What is being asked: Pull out each line of the data that includes the word "values".

Dataset content:
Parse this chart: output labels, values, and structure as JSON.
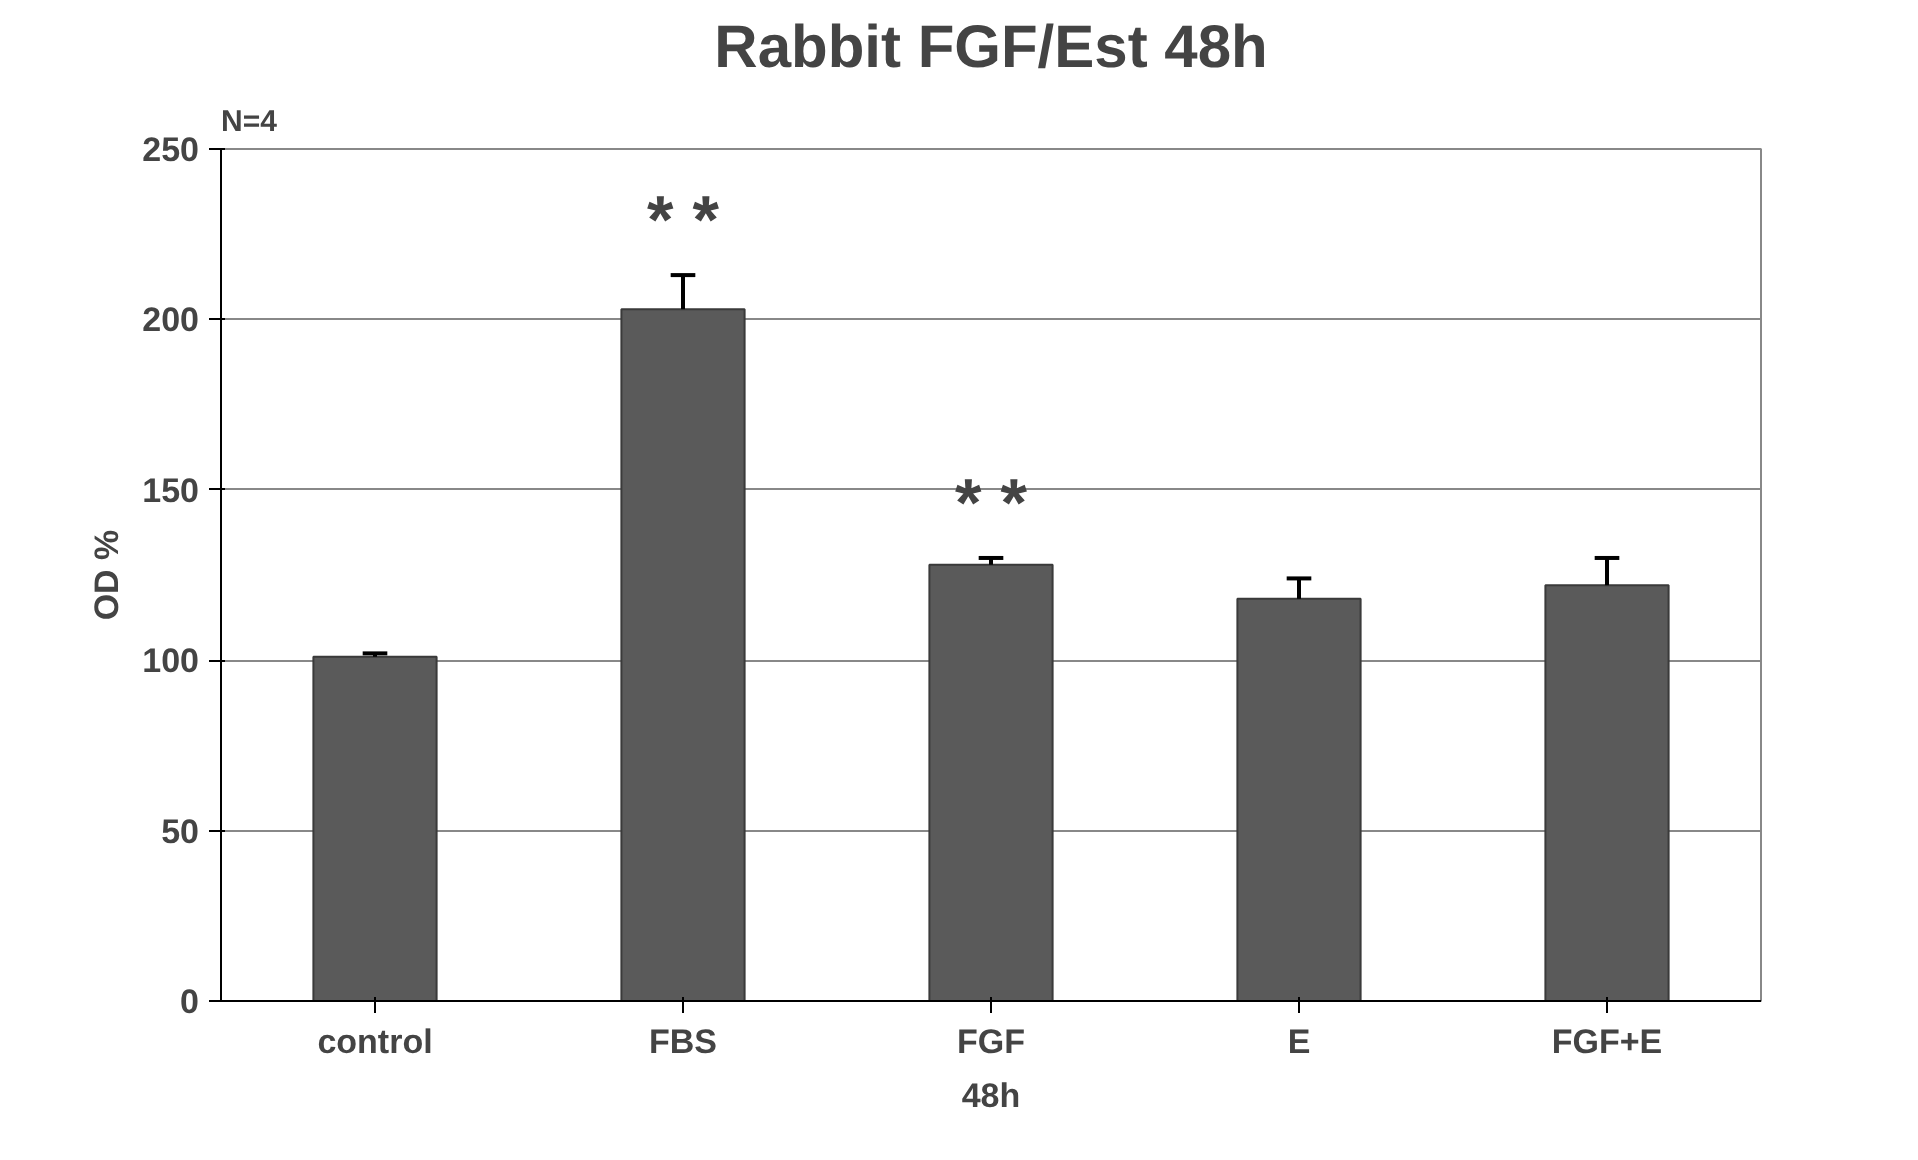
{
  "chart_data": {
    "type": "bar",
    "title": "Rabbit FGF/Est 48h",
    "xlabel": "48h",
    "ylabel": "OD %",
    "categories": [
      "control",
      "FBS",
      "FGF",
      "E",
      "FGF+E"
    ],
    "values": [
      101,
      203,
      128,
      118,
      122
    ],
    "errors": [
      [
        101,
        102
      ],
      [
        203,
        213
      ],
      [
        128,
        130
      ],
      [
        118,
        124
      ],
      [
        122,
        130
      ]
    ],
    "color": "#5a5a5a",
    "ylim": [
      0,
      250
    ],
    "yticks": [
      0,
      50,
      100,
      150,
      200,
      250
    ],
    "grid": "y",
    "annotations": [
      "N=4",
      "* *",
      "* *"
    ]
  }
}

Answer to this task:
Parse this chart: output labels, values, and structure as JSON.
    "values": [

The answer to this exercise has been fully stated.